━━ Records for the task ━━

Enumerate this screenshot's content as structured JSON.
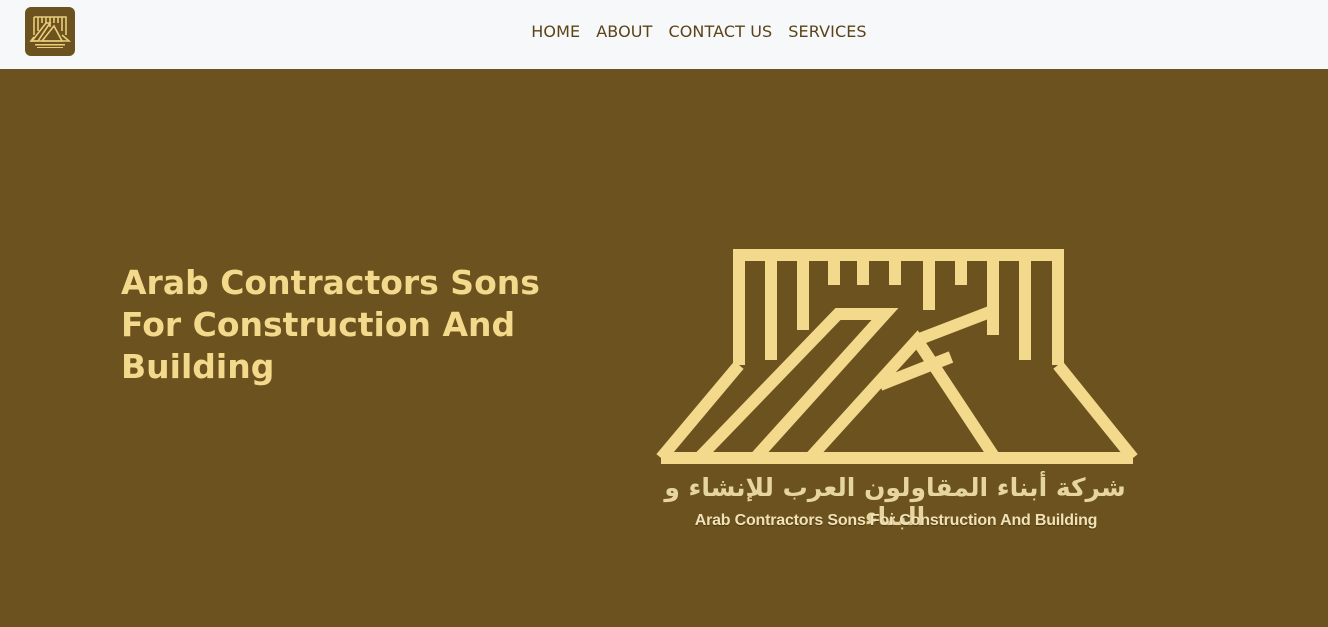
{
  "header": {
    "logo_icon": "company-logo-icon",
    "nav": [
      {
        "label": "HOME"
      },
      {
        "label": "ABOUT"
      },
      {
        "label": "CONTACT US"
      },
      {
        "label": "SERVICES"
      }
    ]
  },
  "hero": {
    "title": "Arab Contractors Sons For Construction And Building",
    "logo": {
      "arabic_name": "شركة أبناء المقاولون العرب للإنشاء و البناء",
      "english_name": "Arab Contractors Sons For Construction And Building"
    }
  },
  "colors": {
    "brand_brown": "#6c521e",
    "gold": "#f3d98b",
    "header_bg": "#f7f8fa"
  }
}
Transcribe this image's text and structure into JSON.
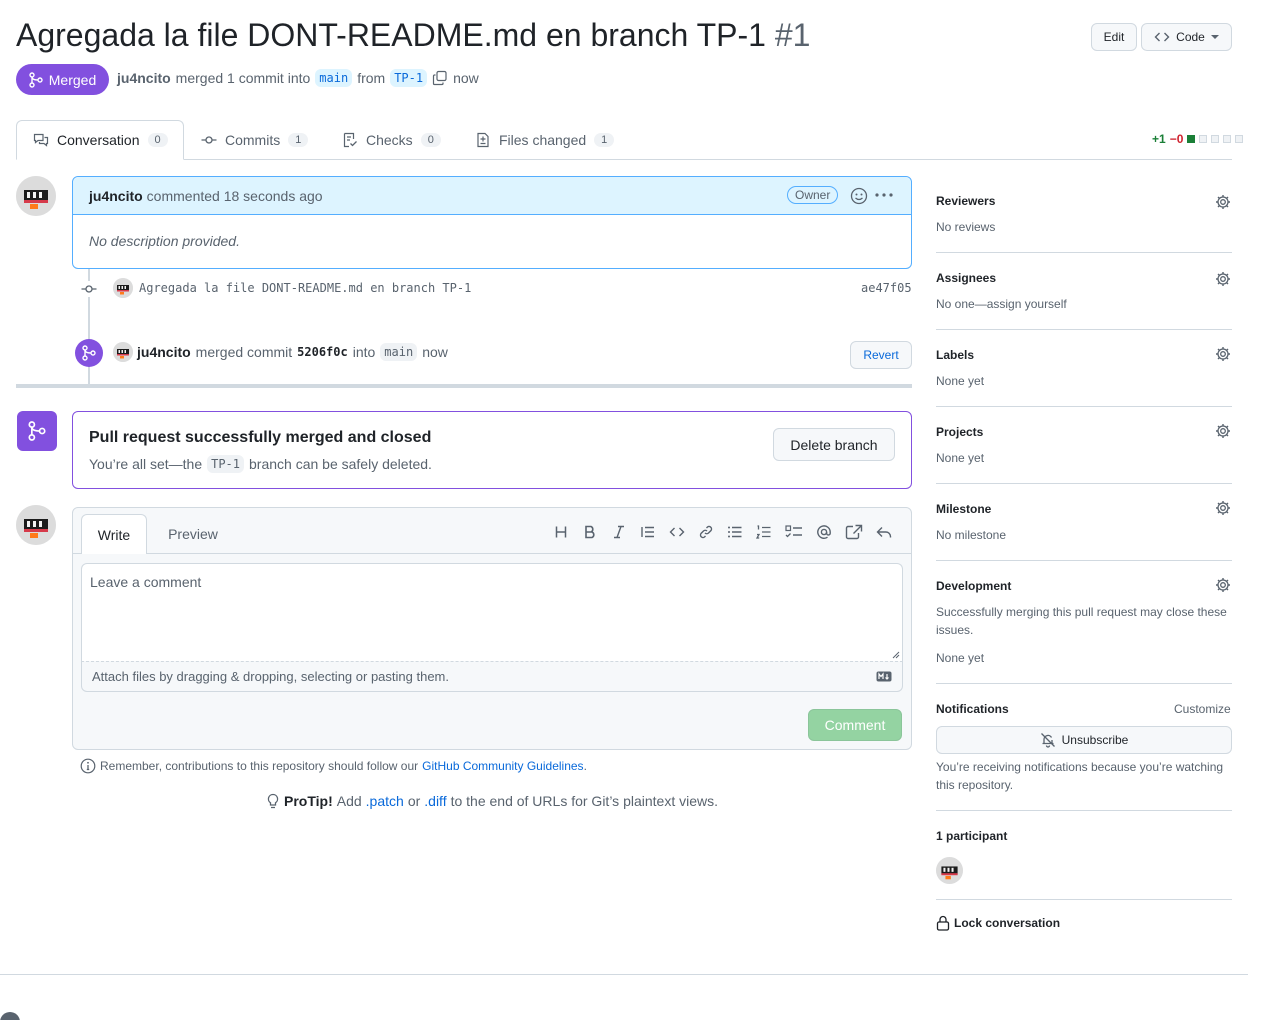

━━━

*Work to complete:* Take the records above and transcribe them exactly, dropping every picture.

*Solution:*
Enumerate this screenshot's content as structured JSON.
{
  "header": {
    "logo_icon": "company-logo-icon",
    "nav": [
      {
        "label": "HOME"
      },
      {
        "label": "ABOUT"
      },
      {
        "label": "CONTACT US"
      },
      {
        "label": "SERVICES"
      }
    ]
  },
  "hero": {
    "title": "Arab Contractors Sons For Construction And Building",
    "logo": {
      "arabic_name": "شركة أبناء المقاولون العرب للإنشاء و البناء",
      "english_name": "Arab Contractors Sons For Construction And Building"
    }
  },
  "colors": {
    "brand_brown": "#6c521e",
    "gold": "#f3d98b",
    "header_bg": "#f7f8fa"
  }
}
Transcribe this image's text and structure into JSON.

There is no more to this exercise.